REQUESTS -
A. In the Hudson River news report, transcribe the passage that begins at the words "Under a heavy" and stops after the words "water, Higgins said.".
B. Turn the paragraph in the Hudson River news report that starts "The barge carrying the aircraft" into a short bulleted list that keeps its main facts.
C. According to the Hudson River news report, at what altitude did the jetliner lose power in both engines?

SOURCE DOCUMENT -
"""
NEW YORK (AP) — A jetliner that crash-landed in the Hudson River had lost power simultaneously in both engines after reaching an altitude of only 3,200 feet, the plane’s black box recorders revealed Sunday.

The details that emerged confirmed the harrowing circumstances under which the pilot of the US Airways flight carrying 155 people maneuvered the plane over New York City and safely into the water after striking a flock of birds Thursday afternoon.

“The captain makes radio call to ATC (air traffic control) calling mayday and reports that they hit birds, lost both engines and were returning to LaGuardia” airport, said Kitty Higgins, a National Transportation Safety Board member, releasing cockpit transmissions captured on flight data and voice recorders.

The wreckage of the Airbus A320 was moved by barge Sunday night to a New Jersey marina, where investigators planned to inspect the extent of the damage more closely.

Investigators already have seen significant damage to the tail and to compartments at the bottom of the plane that opened on impact, Higgins said.

Under a heavy snowfall, tugboats pulled the barge from a seawall a few blocks from the World Trade Center site on a 90-minute trip to the Weeks Marina in Jersey City.

The barge carrying the aircraft and another carrying a large crane arrived at a loading dock on the marina’s outskirts, not far from a site where BMW automobiles are unloaded and stored. Several fire trucks and Port Authority of New York and New Jersey police cars were at the site.

The search for the plane’s missing left engine is suspended until Tuesday because ice floes in the river make it too dangerous to put divers or special sonar equipment in the water, Higgins said.

She heaped praise on the flight crew, led by US Airways Capt. Chesley B. “Sully” Sullenberger, who spoke to NTSB investigators Saturday.
"""
RECORD LIST -
"""
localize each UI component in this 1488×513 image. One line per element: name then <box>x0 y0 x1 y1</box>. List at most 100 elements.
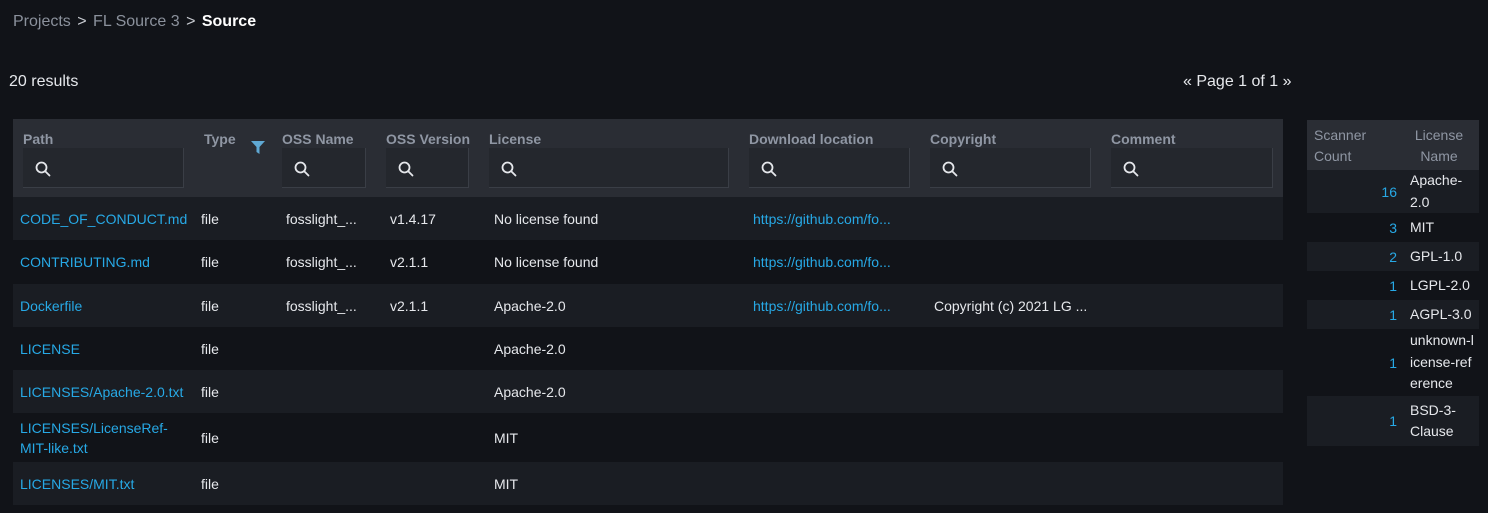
breadcrumb: Projects > FL Source 3 > Source <box>13 13 256 31</box>
breadcrumb-separator: > <box>77 13 87 30</box>
comment-cell <box>1115 370 1275 413</box>
download-link[interactable]: https://github.com/fo... <box>753 284 923 327</box>
license-name: GPL-1.0 <box>1410 247 1463 264</box>
column-label[interactable]: Comment <box>1111 131 1176 147</box>
path-link[interactable]: LICENSES/LicenseRef-MIT-like.txt <box>20 413 180 462</box>
scanner-count-link[interactable]: 3 <box>1389 213 1397 242</box>
comment-cell <box>1115 197 1275 240</box>
search-icon <box>761 161 777 177</box>
type-cell: file <box>201 383 219 400</box>
scanner-count-link[interactable]: 1 <box>1389 329 1397 396</box>
download-link[interactable] <box>753 462 923 505</box>
breadcrumb-projects[interactable]: Projects <box>13 13 71 30</box>
type-cell: file <box>201 340 219 357</box>
oss-name-cell: fosslight_... <box>286 254 357 270</box>
license-summary-table: Scanner Count License Name 16 Apache-2.0… <box>1307 120 1479 446</box>
scanner-count-link[interactable]: 2 <box>1389 242 1397 271</box>
scanner-count-link[interactable]: 1 <box>1389 396 1397 446</box>
oss-version-cell: v1.4.17 <box>390 210 436 227</box>
table-row[interactable]: LICENSES/MIT.txt file MIT <box>13 462 1283 505</box>
column-label[interactable]: License <box>489 131 541 147</box>
comment-cell <box>1115 413 1275 462</box>
license-cell: MIT <box>494 475 519 492</box>
column-label[interactable]: OSS Name <box>282 131 354 147</box>
table-row[interactable]: CONTRIBUTING.md file fosslight_... v2.1.… <box>13 240 1283 284</box>
table-row[interactable]: CODE_OF_CONDUCT.md file fosslight_... v1… <box>13 197 1283 240</box>
path-link[interactable]: CONTRIBUTING.md <box>20 240 198 284</box>
table-row[interactable]: Dockerfile file fosslight_... v2.1.1 Apa… <box>13 284 1283 327</box>
license-summary-row: 2 GPL-1.0 <box>1307 242 1479 271</box>
license-name-header[interactable]: License Name <box>1407 125 1471 167</box>
path-link[interactable]: LICENSES/Apache-2.0.txt <box>20 370 198 413</box>
license-search-input[interactable] <box>489 148 729 188</box>
copyright-cell <box>934 370 1104 413</box>
path-link[interactable]: LICENSES/MIT.txt <box>20 462 198 505</box>
oss-version-cell <box>390 413 480 462</box>
download-link[interactable]: https://github.com/fo... <box>753 240 923 284</box>
license-name: MIT <box>1410 218 1435 235</box>
license-summary-row: 1 unknown-license-reference <box>1307 329 1479 396</box>
license-cell: Apache-2.0 <box>494 383 566 400</box>
search-icon <box>1123 161 1139 177</box>
scanner-count-link[interactable]: 1 <box>1389 271 1397 300</box>
breadcrumb-project[interactable]: FL Source 3 <box>93 13 180 30</box>
license-cell: Apache-2.0 <box>494 340 566 357</box>
license-cell: No license found <box>494 254 599 270</box>
copyright-cell <box>934 240 1104 284</box>
table-row[interactable]: LICENSES/Apache-2.0.txt file Apache-2.0 <box>13 370 1283 413</box>
column-label[interactable]: Copyright <box>930 131 996 147</box>
comment-cell <box>1115 327 1275 370</box>
column-label[interactable]: Download location <box>749 131 873 147</box>
table-row[interactable]: LICENSE file Apache-2.0 <box>13 327 1283 370</box>
license-cell: MIT <box>494 429 519 446</box>
download-location-search-input[interactable] <box>749 148 910 188</box>
oss-version-search-input[interactable] <box>386 148 469 188</box>
oss-name-search-input[interactable] <box>282 148 366 188</box>
column-label[interactable]: Path <box>23 131 53 147</box>
download-link[interactable] <box>753 413 923 462</box>
search-icon <box>501 161 517 177</box>
pagination-prev-button[interactable]: « <box>1183 73 1192 90</box>
column-label[interactable]: OSS Version <box>386 131 470 147</box>
column-label[interactable]: Type <box>204 131 236 147</box>
comment-search-input[interactable] <box>1111 148 1273 188</box>
search-icon <box>294 161 310 177</box>
oss-name-cell <box>286 327 376 370</box>
license-summary-row: 1 LGPL-2.0 <box>1307 271 1479 300</box>
license-summary-row: 1 BSD-3-Clause <box>1307 396 1479 446</box>
oss-name-cell: fosslight_... <box>286 210 357 227</box>
scanner-count-link[interactable]: 1 <box>1389 300 1397 329</box>
oss-name-cell <box>286 462 376 505</box>
oss-name-cell <box>286 413 376 462</box>
oss-name-cell <box>286 370 376 413</box>
license-cell: No license found <box>494 210 599 227</box>
oss-version-cell: v2.1.1 <box>390 297 429 314</box>
results-count: 20 results <box>9 73 79 90</box>
download-link[interactable]: https://github.com/fo... <box>753 197 923 240</box>
path-link[interactable]: LICENSE <box>20 327 198 370</box>
type-cell: file <box>201 429 219 446</box>
path-link[interactable]: CODE_OF_CONDUCT.md <box>20 197 198 240</box>
license-cell: Apache-2.0 <box>494 297 566 314</box>
download-link[interactable] <box>753 370 923 413</box>
search-icon <box>942 161 958 177</box>
comment-cell <box>1115 284 1275 327</box>
download-link[interactable] <box>753 327 923 370</box>
breadcrumb-separator: > <box>186 13 196 30</box>
oss-name-cell: fosslight_... <box>286 297 357 314</box>
path-link[interactable]: Dockerfile <box>20 284 198 327</box>
oss-version-cell <box>390 370 480 413</box>
license-summary-header: Scanner Count License Name <box>1307 120 1479 170</box>
source-table: Path Type OSS Name OSS Version License D… <box>13 119 1283 505</box>
filter-icon[interactable] <box>251 141 265 154</box>
path-search-input[interactable] <box>23 148 184 188</box>
type-cell: file <box>201 254 219 270</box>
license-name: Apache-2.0 <box>1410 172 1463 210</box>
type-cell: file <box>201 297 219 314</box>
scanner-count-link[interactable]: 16 <box>1381 170 1397 213</box>
scanner-count-header[interactable]: Scanner Count <box>1314 125 1374 167</box>
table-row[interactable]: LICENSES/LicenseRef-MIT-like.txt file MI… <box>13 413 1283 462</box>
copyright-search-input[interactable] <box>930 148 1091 188</box>
pagination-next-button[interactable]: » <box>1283 73 1292 90</box>
pagination: « Page 1 of 1 » <box>1183 73 1292 91</box>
"""
WRITTEN RESPONSES -
A.
Under a heavy snowfall, tugboats pulled the barge from a seawall a few blocks from the World Trade Center site on a 90-minute trip to the Weeks Marina in Jersey City.

The barge carrying the aircraft and another carrying a large crane arrived at a loading dock on the marina’s outskirts, not far from a site where BMW automobiles are unloaded and stored. Several fire trucks and Port Authority of New York and New Jersey police cars were at the site.

The search for the plane’s missing left engine is suspended until Tuesday because ice floes in the river make it too dangerous to put divers or special sonar equipment in the water, Higgins said.

B.
- The barge with the plane and a second barge with a large crane reached a loading dock on the outskirts of the marina.
- The dock was near a site where BMW cars are unloaded and stored.
- Several fire trucks and Port Authority of New York and New Jersey police cars were at the site.

C. 3,200 feet.